Aim: Copy out each line of the data holding "lash".

Records for the task:
^^^^

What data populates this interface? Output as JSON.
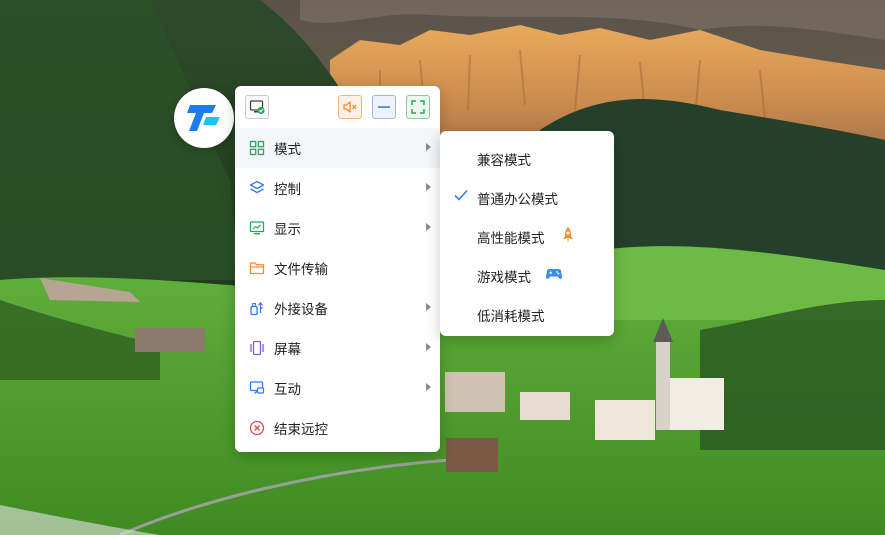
{
  "main_menu": {
    "items": [
      {
        "label": "模式"
      },
      {
        "label": "控制"
      },
      {
        "label": "显示"
      },
      {
        "label": "文件传输"
      },
      {
        "label": "外接设备"
      },
      {
        "label": "屏幕"
      },
      {
        "label": "互动"
      },
      {
        "label": "结束远控"
      }
    ]
  },
  "mode_menu": {
    "items": [
      {
        "label": "兼容模式",
        "selected": false
      },
      {
        "label": "普通办公模式",
        "selected": true
      },
      {
        "label": "高性能模式",
        "badge": "rocket-icon"
      },
      {
        "label": "游戏模式",
        "badge": "gamepad-icon"
      },
      {
        "label": "低消耗模式",
        "selected": false
      }
    ]
  },
  "colors": {
    "accent": "#2f7cf6",
    "mute_button": "#f08c2e",
    "minimize_button": "#3a6fd8",
    "fullscreen_button": "#2aa65a",
    "close_icon": "#e04b4b"
  }
}
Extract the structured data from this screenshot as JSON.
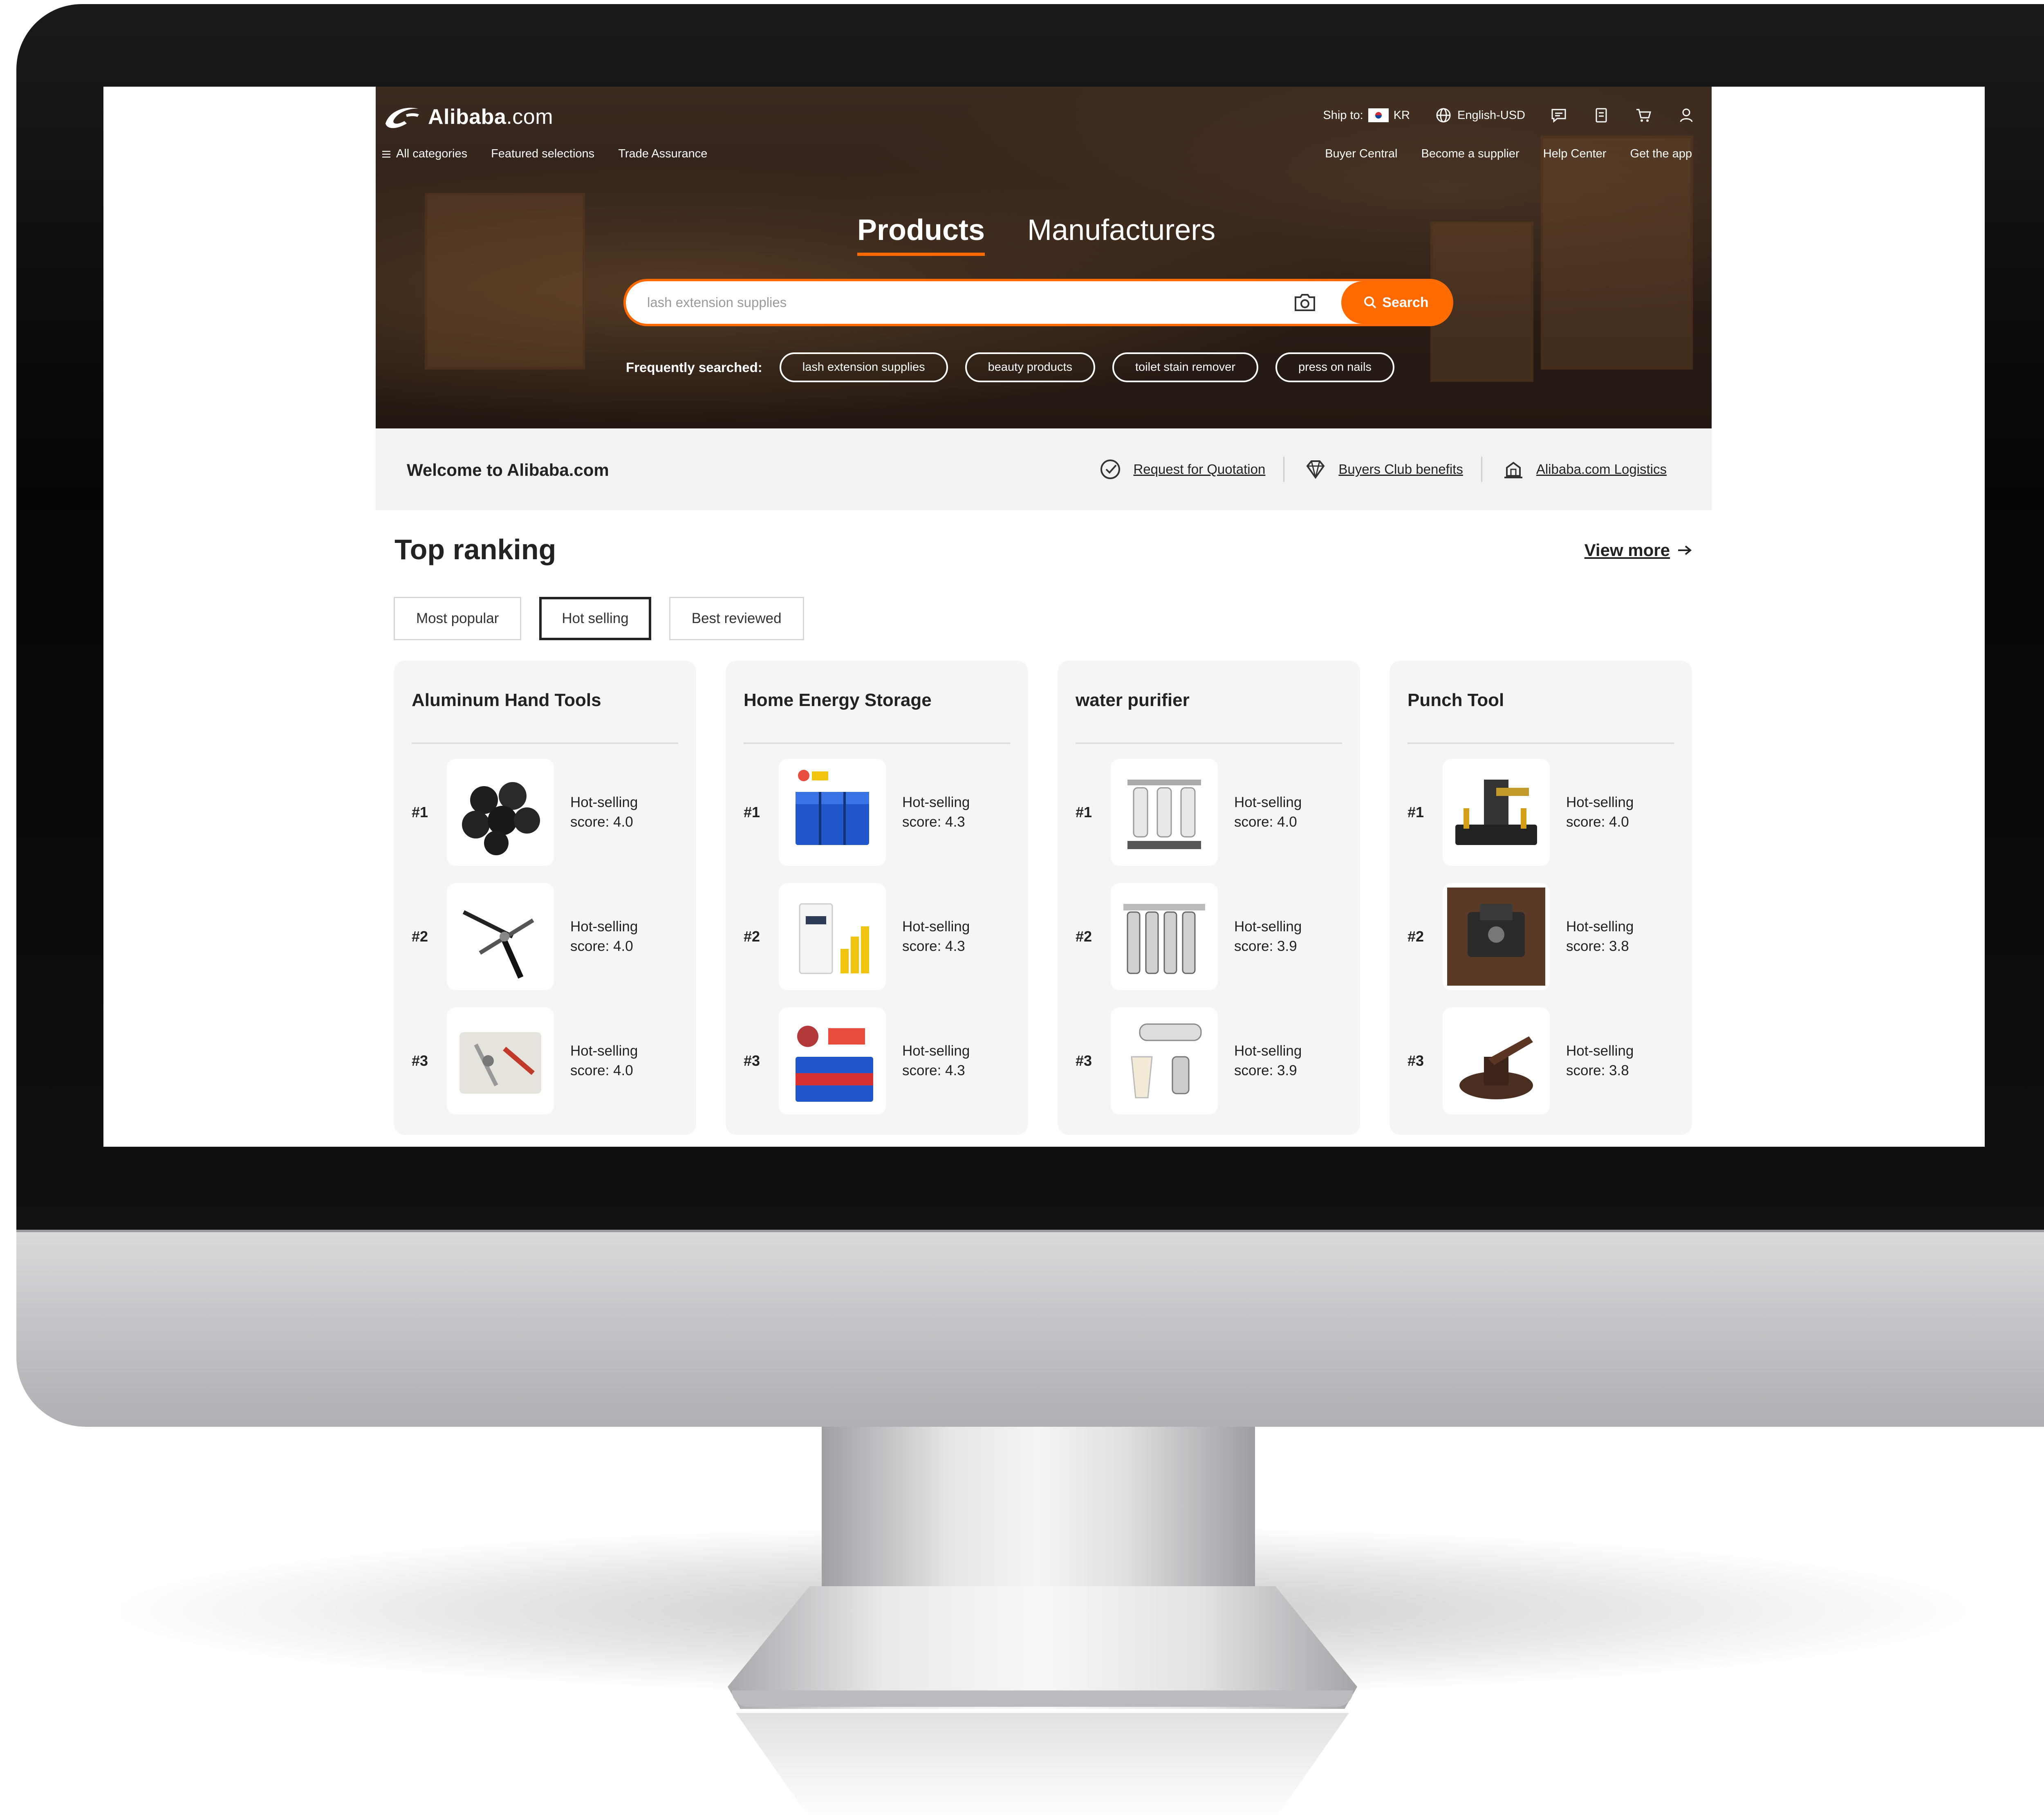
{
  "header": {
    "logo_text": "Alibaba",
    "logo_suffix": ".com",
    "nav": {
      "all_categories": "All categories",
      "featured": "Featured selections",
      "trade_assurance": "Trade Assurance"
    },
    "ship_to_label": "Ship to:",
    "ship_to_country": "KR",
    "language": "English-USD",
    "right_nav": [
      "Buyer Central",
      "Become a supplier",
      "Help Center",
      "Get the app"
    ]
  },
  "tabs": [
    {
      "label": "Products",
      "active": true
    },
    {
      "label": "Manufacturers",
      "active": false
    }
  ],
  "search": {
    "placeholder": "lash extension supplies",
    "button_label": "Search"
  },
  "frequently_searched": {
    "label": "Frequently searched:",
    "chips": [
      "lash extension supplies",
      "beauty products",
      "toilet stain remover",
      "press on nails"
    ]
  },
  "welcome": {
    "title": "Welcome to Alibaba.com",
    "links": [
      "Request for Quotation",
      "Buyers Club benefits",
      "Alibaba.com Logistics"
    ]
  },
  "ranking": {
    "title": "Top ranking",
    "view_more": "View more",
    "filters": [
      {
        "label": "Most popular",
        "selected": false
      },
      {
        "label": "Hot selling",
        "selected": true
      },
      {
        "label": "Best reviewed",
        "selected": false
      }
    ],
    "categories": [
      {
        "title": "Aluminum Hand Tools",
        "items": [
          {
            "rank": "#1",
            "score_label": "Hot-selling",
            "score": "score: 4.0"
          },
          {
            "rank": "#2",
            "score_label": "Hot-selling",
            "score": "score: 4.0"
          },
          {
            "rank": "#3",
            "score_label": "Hot-selling",
            "score": "score: 4.0"
          }
        ]
      },
      {
        "title": "Home Energy Storage",
        "items": [
          {
            "rank": "#1",
            "score_label": "Hot-selling",
            "score": "score: 4.3"
          },
          {
            "rank": "#2",
            "score_label": "Hot-selling",
            "score": "score: 4.3"
          },
          {
            "rank": "#3",
            "score_label": "Hot-selling",
            "score": "score: 4.3"
          }
        ]
      },
      {
        "title": "water purifier",
        "items": [
          {
            "rank": "#1",
            "score_label": "Hot-selling",
            "score": "score: 4.0"
          },
          {
            "rank": "#2",
            "score_label": "Hot-selling",
            "score": "score: 3.9"
          },
          {
            "rank": "#3",
            "score_label": "Hot-selling",
            "score": "score: 3.9"
          }
        ]
      },
      {
        "title": "Punch Tool",
        "items": [
          {
            "rank": "#1",
            "score_label": "Hot-selling",
            "score": "score: 4.0"
          },
          {
            "rank": "#2",
            "score_label": "Hot-selling",
            "score": "score: 3.8"
          },
          {
            "rank": "#3",
            "score_label": "Hot-selling",
            "score": "score: 3.8"
          }
        ]
      }
    ]
  },
  "icons": [
    "alibaba-logo-icon",
    "menu-icon",
    "flag-kr-icon",
    "globe-icon",
    "message-icon",
    "orders-icon",
    "cart-icon",
    "user-icon",
    "camera-icon",
    "search-icon",
    "rfq-icon",
    "diamond-icon",
    "logistics-icon",
    "arrow-right-icon"
  ],
  "colors": {
    "accent": "#ff6a00",
    "text": "#222222",
    "card_bg": "#f5f5f5"
  }
}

^^^^

Solution:
    "placeholder": "lash extension supplies",
      "lash extension supplies",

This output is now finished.